§ Written request: Please express the records as a JSON list of strings, one per line, beginning with the first line and continuing through the line that contains "drawing-svg [728,352,990,502]", leaving out blank lines.

§ Data entries:

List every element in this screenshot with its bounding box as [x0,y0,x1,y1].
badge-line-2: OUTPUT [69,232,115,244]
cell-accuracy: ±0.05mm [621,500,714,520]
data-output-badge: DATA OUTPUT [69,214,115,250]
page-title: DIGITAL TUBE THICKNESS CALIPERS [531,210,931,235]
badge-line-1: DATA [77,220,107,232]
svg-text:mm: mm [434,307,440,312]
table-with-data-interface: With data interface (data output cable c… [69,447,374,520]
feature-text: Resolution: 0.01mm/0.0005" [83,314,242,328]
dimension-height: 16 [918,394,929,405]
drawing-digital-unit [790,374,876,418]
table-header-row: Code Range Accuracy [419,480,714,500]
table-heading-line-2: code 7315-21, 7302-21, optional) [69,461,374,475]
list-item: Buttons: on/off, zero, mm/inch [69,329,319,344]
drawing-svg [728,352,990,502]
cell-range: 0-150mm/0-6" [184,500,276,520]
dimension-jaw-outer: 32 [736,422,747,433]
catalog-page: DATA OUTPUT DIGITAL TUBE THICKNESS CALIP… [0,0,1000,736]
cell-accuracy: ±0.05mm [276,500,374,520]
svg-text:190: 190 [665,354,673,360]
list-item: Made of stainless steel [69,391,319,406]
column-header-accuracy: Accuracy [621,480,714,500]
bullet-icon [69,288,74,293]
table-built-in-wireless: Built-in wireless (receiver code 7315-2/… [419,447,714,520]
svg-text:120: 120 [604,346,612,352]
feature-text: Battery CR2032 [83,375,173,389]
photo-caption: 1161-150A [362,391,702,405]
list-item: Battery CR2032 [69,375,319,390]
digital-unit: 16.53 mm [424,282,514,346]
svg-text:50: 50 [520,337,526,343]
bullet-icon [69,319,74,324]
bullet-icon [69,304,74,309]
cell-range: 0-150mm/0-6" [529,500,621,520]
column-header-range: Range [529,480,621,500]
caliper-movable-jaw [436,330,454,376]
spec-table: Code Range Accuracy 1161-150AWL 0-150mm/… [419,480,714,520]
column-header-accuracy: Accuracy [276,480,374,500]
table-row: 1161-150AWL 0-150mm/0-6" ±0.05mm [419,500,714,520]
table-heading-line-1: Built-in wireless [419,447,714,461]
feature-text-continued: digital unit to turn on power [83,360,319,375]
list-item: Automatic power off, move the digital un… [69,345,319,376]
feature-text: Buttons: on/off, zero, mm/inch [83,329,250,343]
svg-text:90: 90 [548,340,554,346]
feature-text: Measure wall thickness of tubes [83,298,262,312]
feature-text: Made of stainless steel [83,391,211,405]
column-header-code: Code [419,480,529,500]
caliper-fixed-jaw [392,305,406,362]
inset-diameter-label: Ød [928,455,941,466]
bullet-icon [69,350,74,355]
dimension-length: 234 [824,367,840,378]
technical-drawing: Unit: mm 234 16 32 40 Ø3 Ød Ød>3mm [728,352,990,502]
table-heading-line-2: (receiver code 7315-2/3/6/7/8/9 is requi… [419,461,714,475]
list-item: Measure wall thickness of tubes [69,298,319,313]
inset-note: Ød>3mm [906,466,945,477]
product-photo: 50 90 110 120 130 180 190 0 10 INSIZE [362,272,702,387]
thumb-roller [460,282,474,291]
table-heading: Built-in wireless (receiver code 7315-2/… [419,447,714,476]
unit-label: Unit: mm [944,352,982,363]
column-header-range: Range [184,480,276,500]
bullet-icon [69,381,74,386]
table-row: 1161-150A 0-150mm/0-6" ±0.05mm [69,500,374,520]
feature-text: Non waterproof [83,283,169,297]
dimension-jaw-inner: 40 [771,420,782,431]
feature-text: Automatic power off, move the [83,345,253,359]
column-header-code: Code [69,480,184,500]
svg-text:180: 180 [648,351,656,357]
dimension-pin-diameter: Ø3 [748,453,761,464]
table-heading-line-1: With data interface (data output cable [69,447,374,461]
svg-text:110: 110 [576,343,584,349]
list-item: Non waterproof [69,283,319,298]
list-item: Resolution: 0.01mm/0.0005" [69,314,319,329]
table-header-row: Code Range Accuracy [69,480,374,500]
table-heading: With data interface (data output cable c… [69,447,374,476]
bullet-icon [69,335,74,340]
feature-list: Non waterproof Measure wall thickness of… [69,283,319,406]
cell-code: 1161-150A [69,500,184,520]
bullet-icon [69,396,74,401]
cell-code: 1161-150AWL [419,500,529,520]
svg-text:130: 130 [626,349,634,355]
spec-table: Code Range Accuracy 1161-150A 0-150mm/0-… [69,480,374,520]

§ Exercise response:
[
  "List every element in this screenshot with its bounding box as [x0,y0,x1,y1].",
  "badge-line-2: OUTPUT [69,232,115,244]",
  "cell-accuracy: ±0.05mm [621,500,714,520]",
  "data-output-badge: DATA OUTPUT [69,214,115,250]",
  "page-title: DIGITAL TUBE THICKNESS CALIPERS [531,210,931,235]",
  "badge-line-1: DATA [77,220,107,232]",
  "svg-text:mm: mm [434,307,440,312]",
  "table-with-data-interface: With data interface (data output cable c… [69,447,374,520]",
  "feature-text: Resolution: 0.01mm/0.0005\" [83,314,242,328]",
  "dimension-height: 16 [918,394,929,405]",
  "drawing-digital-unit [790,374,876,418]",
  "table-header-row: Code Range Accuracy [419,480,714,500]",
  "table-heading-line-2: code 7315-21, 7302-21, optional) [69,461,374,475]",
  "list-item: Buttons: on/off, zero, mm/inch [69,329,319,344]",
  "drawing-svg [728,352,990,502]"
]